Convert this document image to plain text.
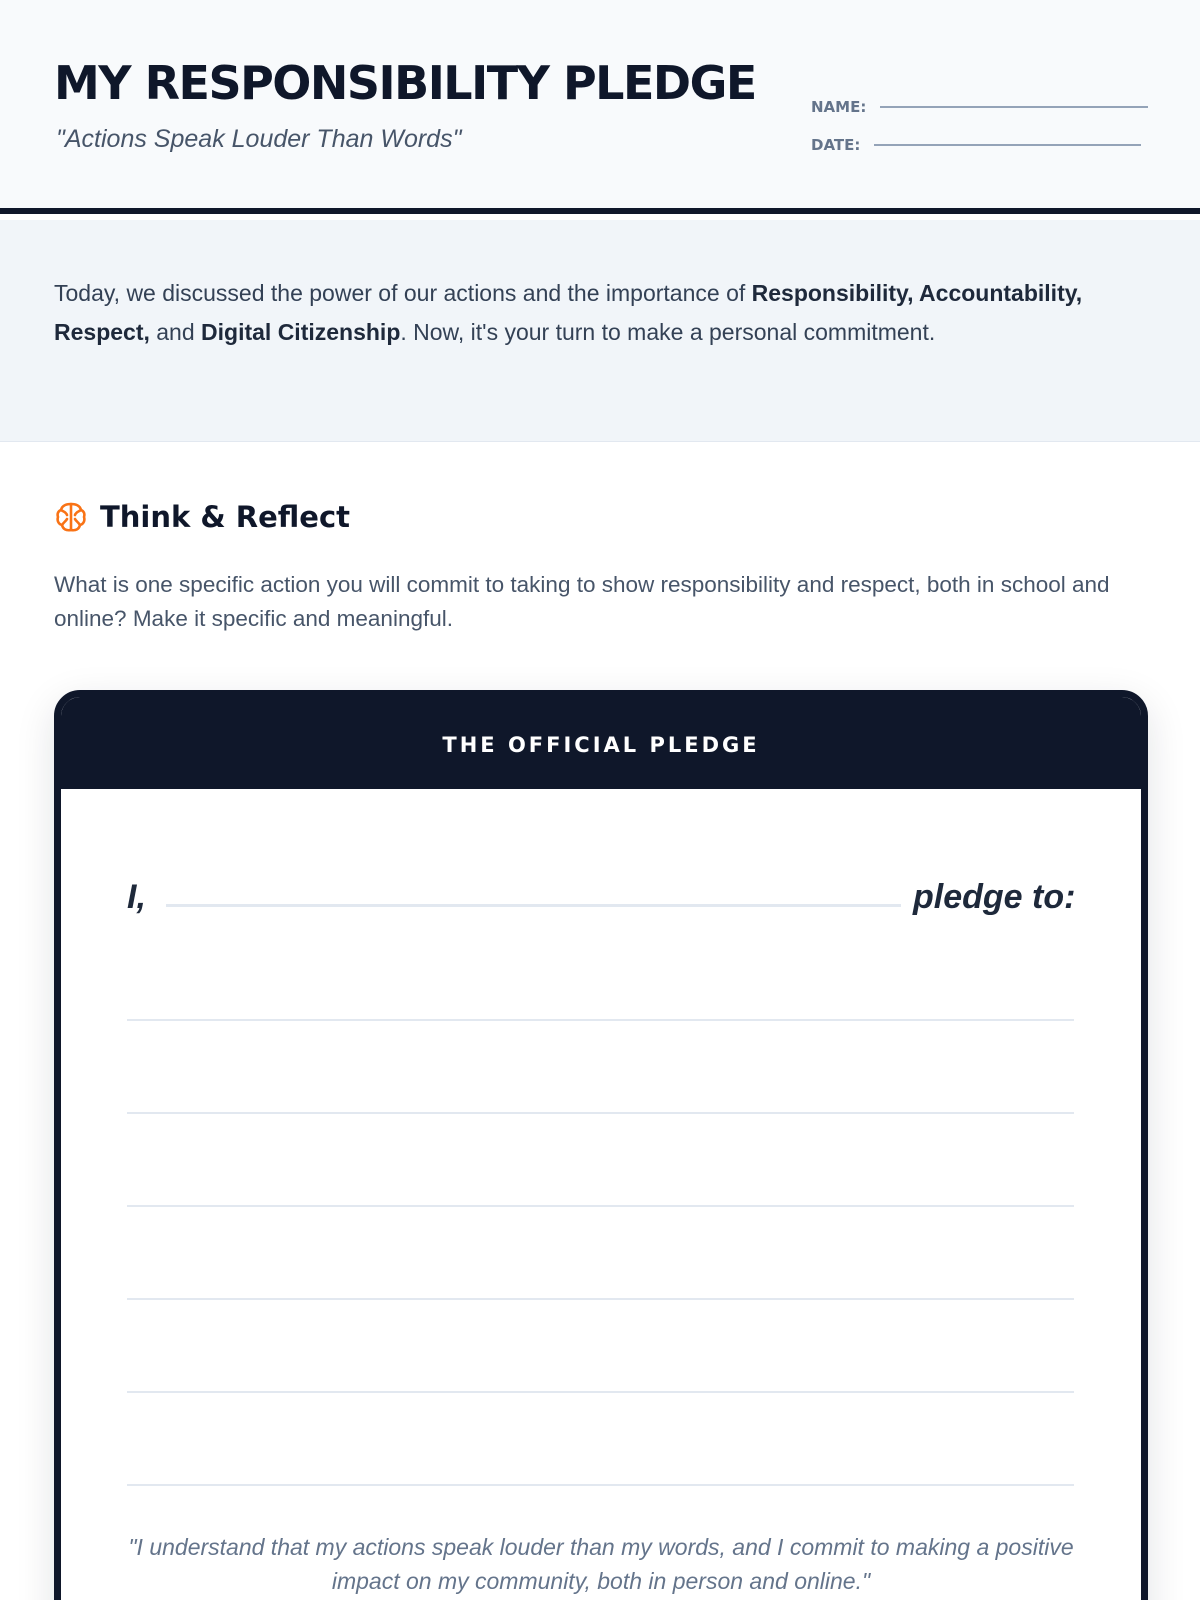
MY RESPONSIBILITY PLEDGE
"Actions Speak Louder Than Words"
NAME:
DATE:

Today, we discussed the power of our actions and the importance of Responsibility, Accountability, Respect, and Digital Citizenship. Now, it's your turn to make a personal commitment.

Think & Reflect

What is one specific action you will commit to taking to show responsibility and respect, both in school and online? Make it specific and meaningful.

THE OFFICIAL PLEDGE
I,	pledge to:

"I understand that my actions speak louder than my words, and I commit to making a positive impact on my community, both in person and online."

Objective:
Only a number is wanted here: how many lines in the data above include the string "online"?

Full output:
2